SOURCE MATERIAL START
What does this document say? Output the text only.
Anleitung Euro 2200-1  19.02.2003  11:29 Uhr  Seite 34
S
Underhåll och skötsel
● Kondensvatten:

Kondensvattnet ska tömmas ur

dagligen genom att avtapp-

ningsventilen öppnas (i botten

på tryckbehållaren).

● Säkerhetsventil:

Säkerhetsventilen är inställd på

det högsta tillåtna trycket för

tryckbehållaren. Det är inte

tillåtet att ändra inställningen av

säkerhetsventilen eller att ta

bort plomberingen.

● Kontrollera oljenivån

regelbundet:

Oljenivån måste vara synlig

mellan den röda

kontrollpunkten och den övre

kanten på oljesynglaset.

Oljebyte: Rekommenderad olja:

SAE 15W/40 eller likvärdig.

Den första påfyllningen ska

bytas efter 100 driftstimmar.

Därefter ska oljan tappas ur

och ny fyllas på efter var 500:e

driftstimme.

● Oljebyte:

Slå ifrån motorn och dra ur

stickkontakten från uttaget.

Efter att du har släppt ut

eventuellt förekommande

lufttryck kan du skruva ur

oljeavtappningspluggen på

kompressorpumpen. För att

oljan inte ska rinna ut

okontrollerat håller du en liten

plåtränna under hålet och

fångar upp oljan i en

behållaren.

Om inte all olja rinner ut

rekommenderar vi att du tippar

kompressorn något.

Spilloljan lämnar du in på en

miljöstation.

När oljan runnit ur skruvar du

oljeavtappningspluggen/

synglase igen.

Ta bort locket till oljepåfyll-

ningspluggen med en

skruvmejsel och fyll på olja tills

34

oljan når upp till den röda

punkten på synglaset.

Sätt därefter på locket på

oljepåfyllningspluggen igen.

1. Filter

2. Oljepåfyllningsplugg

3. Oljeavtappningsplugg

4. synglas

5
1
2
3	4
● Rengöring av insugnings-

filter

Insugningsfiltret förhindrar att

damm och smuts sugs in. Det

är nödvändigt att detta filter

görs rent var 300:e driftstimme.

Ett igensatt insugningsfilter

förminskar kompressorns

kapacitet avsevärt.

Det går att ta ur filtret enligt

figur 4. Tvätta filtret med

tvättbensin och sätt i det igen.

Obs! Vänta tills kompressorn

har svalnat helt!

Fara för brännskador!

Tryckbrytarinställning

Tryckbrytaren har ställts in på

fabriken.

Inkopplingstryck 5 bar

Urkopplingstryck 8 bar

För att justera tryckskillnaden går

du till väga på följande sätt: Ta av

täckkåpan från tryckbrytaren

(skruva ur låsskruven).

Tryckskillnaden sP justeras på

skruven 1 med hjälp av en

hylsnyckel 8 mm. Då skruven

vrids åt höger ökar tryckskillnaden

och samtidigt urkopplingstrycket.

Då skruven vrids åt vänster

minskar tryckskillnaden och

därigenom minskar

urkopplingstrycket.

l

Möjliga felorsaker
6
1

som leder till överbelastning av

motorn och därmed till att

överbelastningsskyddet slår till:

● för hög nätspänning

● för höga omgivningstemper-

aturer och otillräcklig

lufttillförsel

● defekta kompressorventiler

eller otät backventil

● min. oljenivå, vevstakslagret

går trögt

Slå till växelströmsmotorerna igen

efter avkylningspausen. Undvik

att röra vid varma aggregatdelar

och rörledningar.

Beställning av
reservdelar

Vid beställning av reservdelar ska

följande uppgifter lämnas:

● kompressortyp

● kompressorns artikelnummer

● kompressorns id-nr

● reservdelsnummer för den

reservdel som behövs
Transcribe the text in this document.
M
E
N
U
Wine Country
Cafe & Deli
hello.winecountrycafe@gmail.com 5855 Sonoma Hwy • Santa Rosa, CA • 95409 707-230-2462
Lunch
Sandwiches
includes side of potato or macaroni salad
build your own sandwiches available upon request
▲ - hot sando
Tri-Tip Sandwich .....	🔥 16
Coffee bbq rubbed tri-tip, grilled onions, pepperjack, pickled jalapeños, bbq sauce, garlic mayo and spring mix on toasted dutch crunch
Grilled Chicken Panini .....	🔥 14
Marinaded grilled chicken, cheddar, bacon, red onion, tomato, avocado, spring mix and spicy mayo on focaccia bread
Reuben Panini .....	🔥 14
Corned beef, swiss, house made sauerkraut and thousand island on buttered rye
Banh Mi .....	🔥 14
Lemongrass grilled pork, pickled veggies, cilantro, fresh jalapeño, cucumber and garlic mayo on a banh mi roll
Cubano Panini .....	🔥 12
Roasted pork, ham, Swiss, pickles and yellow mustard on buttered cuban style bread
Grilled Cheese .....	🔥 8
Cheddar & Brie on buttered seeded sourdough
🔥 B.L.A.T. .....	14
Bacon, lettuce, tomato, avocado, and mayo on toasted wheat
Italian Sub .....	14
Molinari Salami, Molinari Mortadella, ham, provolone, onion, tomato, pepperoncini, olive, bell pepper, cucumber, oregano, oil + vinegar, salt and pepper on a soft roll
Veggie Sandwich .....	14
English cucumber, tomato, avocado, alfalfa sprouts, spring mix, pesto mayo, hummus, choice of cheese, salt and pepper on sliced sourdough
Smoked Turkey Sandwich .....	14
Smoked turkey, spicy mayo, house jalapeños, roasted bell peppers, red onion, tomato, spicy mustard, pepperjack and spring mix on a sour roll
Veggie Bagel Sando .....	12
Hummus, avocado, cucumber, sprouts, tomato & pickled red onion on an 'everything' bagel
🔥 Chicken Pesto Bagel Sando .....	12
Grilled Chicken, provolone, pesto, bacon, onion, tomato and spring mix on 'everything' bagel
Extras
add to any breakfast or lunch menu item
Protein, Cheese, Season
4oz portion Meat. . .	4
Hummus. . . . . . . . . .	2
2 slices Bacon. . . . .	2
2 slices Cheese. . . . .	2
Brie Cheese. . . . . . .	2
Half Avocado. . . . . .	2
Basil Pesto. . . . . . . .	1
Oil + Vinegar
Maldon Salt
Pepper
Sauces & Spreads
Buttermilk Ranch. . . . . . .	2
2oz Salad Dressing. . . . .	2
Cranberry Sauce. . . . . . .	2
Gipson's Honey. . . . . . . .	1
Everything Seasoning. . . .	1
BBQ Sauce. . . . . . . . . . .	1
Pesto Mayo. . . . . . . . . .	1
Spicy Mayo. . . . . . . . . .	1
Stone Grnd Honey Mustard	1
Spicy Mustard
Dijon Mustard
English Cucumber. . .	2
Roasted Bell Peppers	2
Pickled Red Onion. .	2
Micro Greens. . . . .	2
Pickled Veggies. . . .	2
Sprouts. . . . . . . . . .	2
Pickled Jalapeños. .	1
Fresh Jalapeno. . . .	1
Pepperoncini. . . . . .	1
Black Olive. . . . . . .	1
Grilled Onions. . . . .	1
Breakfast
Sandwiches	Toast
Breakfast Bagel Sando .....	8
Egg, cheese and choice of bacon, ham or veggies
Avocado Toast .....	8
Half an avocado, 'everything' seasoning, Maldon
SOURCE MATERIAL END
Restate the records above word for word, omitting nothing.

What does this document say? Output the text only.
Anleitung Euro 2200-1  19.02.2003  11:29 Uhr  Seite 34
S
Underhåll och skötsel
● Kondensvatten:

Kondensvattnet ska tömmas ur

dagligen genom att avtapp-

ningsventilen öppnas (i botten

på tryckbehållaren).

● Säkerhetsventil:

Säkerhetsventilen är inställd på

det högsta tillåtna trycket för

tryckbehållaren. Det är inte

tillåtet att ändra inställningen av

säkerhetsventilen eller att ta

bort plomberingen.

● Kontrollera oljenivån

regelbundet:

Oljenivån måste vara synlig

mellan den röda

kontrollpunkten och den övre

kanten på oljesynglaset.

Oljebyte: Rekommenderad olja:

SAE 15W/40 eller likvärdig.

Den första påfyllningen ska

bytas efter 100 driftstimmar.

Därefter ska oljan tappas ur

och ny fyllas på efter var 500:e

driftstimme.

● Oljebyte:

Slå ifrån motorn och dra ur

stickkontakten från uttaget.

Efter att du har släppt ut

eventuellt förekommande

lufttryck kan du skruva ur

oljeavtappningspluggen på

kompressorpumpen. För att

oljan inte ska rinna ut

okontrollerat håller du en liten

plåtränna under hålet och

fångar upp oljan i en

behållaren.

Om inte all olja rinner ut

rekommenderar vi att du tippar

kompressorn något.

Spilloljan lämnar du in på en

miljöstation.

När oljan runnit ur skruvar du

oljeavtappningspluggen/

synglase igen.

Ta bort locket till oljepåfyll-

ningspluggen med en

skruvmejsel och fyll på olja tills

34

oljan når upp till den röda

punkten på synglaset.

Sätt därefter på locket på

oljepåfyllningspluggen igen.

1. Filter

2. Oljepåfyllningsplugg

3. Oljeavtappningsplugg

4. synglas

5
1
2
3	4
● Rengöring av insugnings-

filter

Insugningsfiltret förhindrar att

damm och smuts sugs in. Det

är nödvändigt att detta filter

görs rent var 300:e driftstimme.

Ett igensatt insugningsfilter

förminskar kompressorns

kapacitet avsevärt.

Det går att ta ur filtret enligt

figur 4. Tvätta filtret med

tvättbensin och sätt i det igen.

Obs! Vänta tills kompressorn

har svalnat helt!

Fara för brännskador!

Tryckbrytarinställning

Tryckbrytaren har ställts in på

fabriken.

Inkopplingstryck 5 bar

Urkopplingstryck 8 bar

För att justera tryckskillnaden går

du till väga på följande sätt: Ta av

täckkåpan från tryckbrytaren

(skruva ur låsskruven).

Tryckskillnaden sP justeras på

skruven 1 med hjälp av en

hylsnyckel 8 mm. Då skruven

vrids åt höger ökar tryckskillnaden

och samtidigt urkopplingstrycket.

Då skruven vrids åt vänster

minskar tryckskillnaden och

därigenom minskar

urkopplingstrycket.

l

Möjliga felorsaker
6
1

som leder till överbelastning av

motorn och därmed till att

överbelastningsskyddet slår till:

● för hög nätspänning

● för höga omgivningstemper-

aturer och otillräcklig

lufttillförsel

● defekta kompressorventiler

eller otät backventil

● min. oljenivå, vevstakslagret

går trögt

Slå till växelströmsmotorerna igen

efter avkylningspausen. Undvik

att röra vid varma aggregatdelar

och rörledningar.

Beställning av
reservdelar

Vid beställning av reservdelar ska

följande uppgifter lämnas:

● kompressortyp

● kompressorns artikelnummer

● kompressorns id-nr

● reservdelsnummer för den

reservdel som behövs
Transcribe the text in this document.
M
E
N
U
Wine Country
Cafe & Deli
hello.winecountrycafe@gmail.com 5855 Sonoma Hwy • Santa Rosa, CA • 95409 707-230-2462
Lunch
Sandwiches
includes side of potato or macaroni salad
build your own sandwiches available upon request
▲ - hot sando
Tri-Tip Sandwich .....	🔥 16
Coffee bbq rubbed tri-tip, grilled onions, pepperjack, pickled jalapeños, bbq sauce, garlic mayo and spring mix on toasted dutch crunch
Grilled Chicken Panini .....	🔥 14
Marinaded grilled chicken, cheddar, bacon, red onion, tomato, avocado, spring mix and spicy mayo on focaccia bread
Reuben Panini .....	🔥 14
Corned beef, swiss, house made sauerkraut and thousand island on buttered rye
Banh Mi .....	🔥 14
Lemongrass grilled pork, pickled veggies, cilantro, fresh jalapeño, cucumber and garlic mayo on a banh mi roll
Cubano Panini .....	🔥 12
Roasted pork, ham, Swiss, pickles and yellow mustard on buttered cuban style bread
Grilled Cheese .....	🔥 8
Cheddar & Brie on buttered seeded sourdough
🔥 B.L.A.T. .....	14
Bacon, lettuce, tomato, avocado, and mayo on toasted wheat
Italian Sub .....	14
Molinari Salami, Molinari Mortadella, ham, provolone, onion, tomato, pepperoncini, olive, bell pepper, cucumber, oregano, oil + vinegar, salt and pepper on a soft roll
Veggie Sandwich .....	14
English cucumber, tomato, avocado, alfalfa sprouts, spring mix, pesto mayo, hummus, choice of cheese, salt and pepper on sliced sourdough
Smoked Turkey Sandwich .....	14
Smoked turkey, spicy mayo, house jalapeños, roasted bell peppers, red onion, tomato, spicy mustard, pepperjack and spring mix on a sour roll
Veggie Bagel Sando .....	12
Hummus, avocado, cucumber, sprouts, tomato & pickled red onion on an 'everything' bagel
🔥 Chicken Pesto Bagel Sando .....	12
Grilled Chicken, provolone, pesto, bacon, onion, tomato and spring mix on 'everything' bagel
Extras
add to any breakfast or lunch menu item
Protein, Cheese, Season
4oz portion Meat. . .	4
Hummus. . . . . . . . . .	2
2 slices Bacon. . . . .	2
2 slices Cheese. . . . .	2
Brie Cheese. . . . . . .	2
Half Avocado. . . . . .	2
Basil Pesto. . . . . . . .	1
Oil + Vinegar
Maldon Salt
Pepper
Sauces & Spreads
Buttermilk Ranch. . . . . . .	2
2oz Salad Dressing. . . . .	2
Cranberry Sauce. . . . . . .	2
Gipson's Honey. . . . . . . .	1
Everything Seasoning. . . .	1
BBQ Sauce. . . . . . . . . . .	1
Pesto Mayo. . . . . . . . . .	1
Spicy Mayo. . . . . . . . . .	1
Stone Grnd Honey Mustard	1
Spicy Mustard
Dijon Mustard
English Cucumber. . .	2
Roasted Bell Peppers	2
Pickled Red Onion. .	2
Micro Greens. . . . .	2
Pickled Veggies. . . .	2
Sprouts. . . . . . . . . .	2
Pickled Jalapeños. .	1
Fresh Jalapeno. . . .	1
Pepperoncini. . . . . .	1
Black Olive. . . . . . .	1
Grilled Onions. . . . .	1
Breakfast
Sandwiches	Toast
Breakfast Bagel Sando .....	8
Egg, cheese and choice of bacon, ham or veggies
Avocado Toast .....	8
Half an avocado, 'everything' seasoning, Maldon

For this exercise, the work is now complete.